• [Required work]:
[1] In the text on CO2 recovery, shorten the paragraph that begins "As of today, carbon dioxide (CO2)" into a brief list that keeps its main facts.
[2] Write out the part of the text on CO2 recovery starting with "Three routes to" and going on through "refrigeration or welding.", with no changes.
[3] Pick up the text on CO2 recovery where it stops and continue it.

(Exercise text)

In 2022, no fewer than 40.6 billion tonnes of CO2 were emitted globally*. Given such a figure, the some 230 million tonnes of CO2 used annually may seem negligible. But things change and a CO2 recovery sector is beginning to emerge, with its sights set on the production of synthetic fuels, chemical products and construction materials.
As of today, carbon dioxide (CO2) is primarily used to produce urea, used as a fertiliser (130 Mt, or 57%) and to assist with enhanced oil recovery (80 Mt, or 34%). Other use (almost 10%) essentially splits between the agrifood industry (sparkling water, improving yield from greenhouses) and metal processing.
Three routes to CO2 recovery
CO2 can be used directly – as it has been since the 1970s – for enhanced oil recovery. It is equally applicable in deep geothermal energy (where it is used to bring up hot water), this method offering good potential in France which has recently decided to accelerate the sector. CO2 is also used in other niche applications, such as food packaging, wine growing, water treatment, refrigeration or welding.
Another recovery route is chemical transformation, the CO2 in this case being used as a raw material and a reagent. Numerous possibilities exist: organic synthesis, dry reforming, hydrogenation, thermochemical conversion, electrolysis, mineralisation, etc. This transformation route enables the manufacture of products and chemical compounds such as urea, salicylic acid (used in France in aspirin and dermatological products), cyclic carbonates (used in solvents, lithium-ion batteries, paints and coatings) and, before long, other products requiring pure CO2. Via electrochemistry, it enables the production of plastic polymers such as polycarbonate (used in spectacle lenses, CDs and DVDs, etc.)
Chemical transformation also offers the production of synthetic fuels, generally via conversion of CO2 into CO followed by recombination with hydrogen. In addition to ethanol initiatives, we should also mention the HyScale 100 project in Germany for methanol production, or the installation by Leroux & Lotz of a capture demonstrator at AscoMetal in Fos-sur-Mer (France) intended to produce e-methane. Other specialist players in the sector include Dioxycle, Twelve and Prometheus Fuels.

(End Exercise text)
(Excerpted records)

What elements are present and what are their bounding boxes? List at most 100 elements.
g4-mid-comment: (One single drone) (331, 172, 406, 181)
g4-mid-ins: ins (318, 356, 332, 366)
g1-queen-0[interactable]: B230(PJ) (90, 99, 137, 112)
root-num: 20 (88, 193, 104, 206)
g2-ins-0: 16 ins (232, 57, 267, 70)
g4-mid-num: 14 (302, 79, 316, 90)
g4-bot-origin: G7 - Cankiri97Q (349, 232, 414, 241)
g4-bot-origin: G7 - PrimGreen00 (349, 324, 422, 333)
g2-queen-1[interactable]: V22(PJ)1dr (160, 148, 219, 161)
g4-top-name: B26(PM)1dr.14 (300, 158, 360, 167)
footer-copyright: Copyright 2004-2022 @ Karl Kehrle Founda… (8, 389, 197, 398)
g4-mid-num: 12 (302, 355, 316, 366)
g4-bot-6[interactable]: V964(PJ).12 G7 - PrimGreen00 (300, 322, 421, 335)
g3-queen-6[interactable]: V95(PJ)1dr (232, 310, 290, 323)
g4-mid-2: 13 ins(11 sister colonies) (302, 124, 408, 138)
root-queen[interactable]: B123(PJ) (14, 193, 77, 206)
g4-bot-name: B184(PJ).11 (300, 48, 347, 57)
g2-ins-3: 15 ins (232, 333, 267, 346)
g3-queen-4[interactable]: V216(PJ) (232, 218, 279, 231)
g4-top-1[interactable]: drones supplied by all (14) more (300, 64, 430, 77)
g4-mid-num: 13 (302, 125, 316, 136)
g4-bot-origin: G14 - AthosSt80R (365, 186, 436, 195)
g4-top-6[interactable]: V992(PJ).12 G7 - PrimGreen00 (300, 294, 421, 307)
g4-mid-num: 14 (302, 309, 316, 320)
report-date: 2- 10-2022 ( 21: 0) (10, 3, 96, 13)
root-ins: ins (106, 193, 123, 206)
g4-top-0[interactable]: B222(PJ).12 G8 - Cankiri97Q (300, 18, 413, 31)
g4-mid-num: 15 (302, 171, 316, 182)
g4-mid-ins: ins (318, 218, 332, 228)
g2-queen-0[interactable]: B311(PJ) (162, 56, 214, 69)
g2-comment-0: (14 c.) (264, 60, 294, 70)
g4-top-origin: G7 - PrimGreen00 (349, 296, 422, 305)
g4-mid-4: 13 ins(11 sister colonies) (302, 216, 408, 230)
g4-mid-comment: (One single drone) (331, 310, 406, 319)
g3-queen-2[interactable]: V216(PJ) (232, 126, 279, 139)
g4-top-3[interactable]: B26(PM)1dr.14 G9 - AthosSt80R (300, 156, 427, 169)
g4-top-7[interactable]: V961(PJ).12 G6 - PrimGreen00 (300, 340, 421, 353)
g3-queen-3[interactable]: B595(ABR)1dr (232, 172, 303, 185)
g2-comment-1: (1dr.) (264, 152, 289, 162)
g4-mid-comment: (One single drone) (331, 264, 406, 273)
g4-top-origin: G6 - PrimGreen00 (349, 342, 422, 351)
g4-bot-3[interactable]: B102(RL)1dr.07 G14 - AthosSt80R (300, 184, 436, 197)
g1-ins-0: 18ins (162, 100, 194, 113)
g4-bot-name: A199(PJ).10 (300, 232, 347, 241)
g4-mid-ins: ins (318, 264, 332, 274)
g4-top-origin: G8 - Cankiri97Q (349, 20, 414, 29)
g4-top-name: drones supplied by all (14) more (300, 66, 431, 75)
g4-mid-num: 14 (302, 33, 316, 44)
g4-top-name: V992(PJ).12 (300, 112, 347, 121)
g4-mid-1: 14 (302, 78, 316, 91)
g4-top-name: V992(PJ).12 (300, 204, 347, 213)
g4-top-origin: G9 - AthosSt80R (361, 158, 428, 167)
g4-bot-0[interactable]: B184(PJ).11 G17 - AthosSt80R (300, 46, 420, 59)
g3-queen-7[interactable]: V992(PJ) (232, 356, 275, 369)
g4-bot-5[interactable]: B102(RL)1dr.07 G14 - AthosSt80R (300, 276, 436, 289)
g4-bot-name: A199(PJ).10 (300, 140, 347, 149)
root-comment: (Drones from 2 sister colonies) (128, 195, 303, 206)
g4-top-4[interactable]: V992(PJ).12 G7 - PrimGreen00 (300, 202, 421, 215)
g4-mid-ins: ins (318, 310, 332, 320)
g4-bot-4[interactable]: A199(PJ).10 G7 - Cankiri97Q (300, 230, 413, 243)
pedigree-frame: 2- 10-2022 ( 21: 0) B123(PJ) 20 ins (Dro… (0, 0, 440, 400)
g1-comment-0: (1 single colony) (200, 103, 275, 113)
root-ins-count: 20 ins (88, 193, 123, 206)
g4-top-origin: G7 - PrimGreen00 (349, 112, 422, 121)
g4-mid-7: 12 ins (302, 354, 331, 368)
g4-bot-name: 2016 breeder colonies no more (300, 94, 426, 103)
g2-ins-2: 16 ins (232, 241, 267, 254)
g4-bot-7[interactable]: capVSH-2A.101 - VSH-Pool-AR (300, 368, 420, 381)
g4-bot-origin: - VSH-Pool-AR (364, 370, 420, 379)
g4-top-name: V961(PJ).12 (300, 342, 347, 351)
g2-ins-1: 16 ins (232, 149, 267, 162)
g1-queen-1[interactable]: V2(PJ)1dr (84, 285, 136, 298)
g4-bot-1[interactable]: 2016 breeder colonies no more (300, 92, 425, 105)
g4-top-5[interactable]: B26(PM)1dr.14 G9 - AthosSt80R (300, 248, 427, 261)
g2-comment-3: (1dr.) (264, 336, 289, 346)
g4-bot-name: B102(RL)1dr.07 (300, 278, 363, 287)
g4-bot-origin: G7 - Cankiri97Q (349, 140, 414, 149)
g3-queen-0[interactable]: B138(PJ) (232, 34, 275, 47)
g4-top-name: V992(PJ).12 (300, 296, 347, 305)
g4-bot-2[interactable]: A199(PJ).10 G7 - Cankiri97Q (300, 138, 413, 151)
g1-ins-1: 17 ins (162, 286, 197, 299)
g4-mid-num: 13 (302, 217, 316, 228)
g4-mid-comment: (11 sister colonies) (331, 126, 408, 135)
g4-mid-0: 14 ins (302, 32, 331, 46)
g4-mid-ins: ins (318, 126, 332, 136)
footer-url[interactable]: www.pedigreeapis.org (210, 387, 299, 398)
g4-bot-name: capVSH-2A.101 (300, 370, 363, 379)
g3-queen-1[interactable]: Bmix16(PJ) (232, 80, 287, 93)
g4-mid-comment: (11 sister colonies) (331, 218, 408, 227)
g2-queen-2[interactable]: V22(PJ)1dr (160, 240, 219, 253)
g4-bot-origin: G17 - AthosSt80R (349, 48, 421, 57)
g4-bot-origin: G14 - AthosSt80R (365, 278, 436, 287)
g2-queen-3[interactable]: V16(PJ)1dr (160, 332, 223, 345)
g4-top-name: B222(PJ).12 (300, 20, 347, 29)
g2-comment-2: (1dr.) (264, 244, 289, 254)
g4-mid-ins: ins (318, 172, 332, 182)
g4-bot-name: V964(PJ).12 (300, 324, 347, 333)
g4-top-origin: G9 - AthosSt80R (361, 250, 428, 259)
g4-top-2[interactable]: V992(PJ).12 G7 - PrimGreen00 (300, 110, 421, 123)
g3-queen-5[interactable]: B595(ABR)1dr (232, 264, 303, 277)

(End Excerpted records)

• [Responses by item number]:
[1]
- Urea for fertilizer: 130 Mt, or 57%
- Enhanced oil recovery: 80 Mt, or 34%
- Other uses (almost 10%): mainly the agrifood industry (sparkling water, better greenhouse yield) and metal processing

[2]
Three routes to CO2 recovery
CO2 can be used directly – as it has been since the 1970s – for enhanced oil recovery. It is equally applicable in deep geothermal energy (where it is used to bring up hot water), this method offering good potential in France which has recently decided to accelerate the sector. CO2 is also used in other niche applications, such as food packaging, wine growing, water treatment, refrigeration or welding.

[3]
Meanwhile, chemical transformation is also useful in the production of construction materials. This is referred to as mineralisation or carbonation. By way of example, the US company Blue Planet Systems specialises in mineralisation in concrete. The British company O.C.O. Technology has developed a solution which provides accelerated formation of calcium carbonate from the reaction between wastes and CO2.
CO2 can alsobe recovered via biological pathways. It can then be used as nutrient for organisms which use photosynthesis to produce biomass, a source of many beneficial products, of which the most interesting example currently is algae. Algae cultivation is of particular interest for the agrifood and pharmaceutical industries (oils, proteins etc.), in water treatment (abatement of nitrogen and phosphorus) and in biofuels (or ‘algofuels’). So for example CarbonWorks (a recent joint venture between Fermentalg and Suez) is producing an algal bio-component that can be used as a fungicide to replace artificial pesticides in ademonstrator on a methanisation site in Gironde, SW France. The company plans a semi-industrial scale photobioreactor for 2023, having raised €11M in funding during 2022.
Looking beyond algae, also of note is the solution put forward by British company ,Deep Branch , which aims to replace soya-based animal feeds with proteins based on CO2 recycled via a fermentation process, or the American company, Kiverdi, which is developing bioreactors able to transform CO2 into nutrients that, mixed with others, produce a fishmeal.
The obstacles to overcome
The main obstacle to CO2 recovery is the energy intensity of the process. With this in mind, advanced conversion systems (electrolysis in particular) and thermochemical conversion powered by solar energy appear to be of most interest. A further question is that of transport. In fact the sector’s expansion will require – as does hydrogen – not only pipelines and terminals, but also suitable vessels and trucks.
The timespan over which the CO2 remains locked away is another significant factor. Recovery into construction materials offers to provide longer sequestration times than does transformation into chemical products (max. 10 years) or fuels (one year at most). Moreover, as part of its work for the “carbon capture, utilisation and storage” sector the CNRS is focusing its research on three pillars: activate and transform CO2 through less energy-consuming processes, respect the principles of green chemistry and integrate economic and life cycle analyses. In addition to the storage timespan, this last pillar puts the emphasis on the question of the additional CO2 emitted during the recovery process itself.
What about emissions reduction?
For the International Energy Agency (IEA), CO2 recovery is not necessarily synonymous with emissions reduction. A number of factors need to be taken into account: the source of the CO2 (biogenic, captured from the air or fossil fuels – the first two being of most interest); the product or service which the CO2-based product replaces but also, as seen above, the carbon intensity of the energy used for the conversion process and the CO2 sequestration time in the product. The size of the market for this particular utilisation comprises another important point to take into account.
In any event, all of these CO2 recovery processes form part of a global circular carbon economy approach and, as such, they must be encouraged.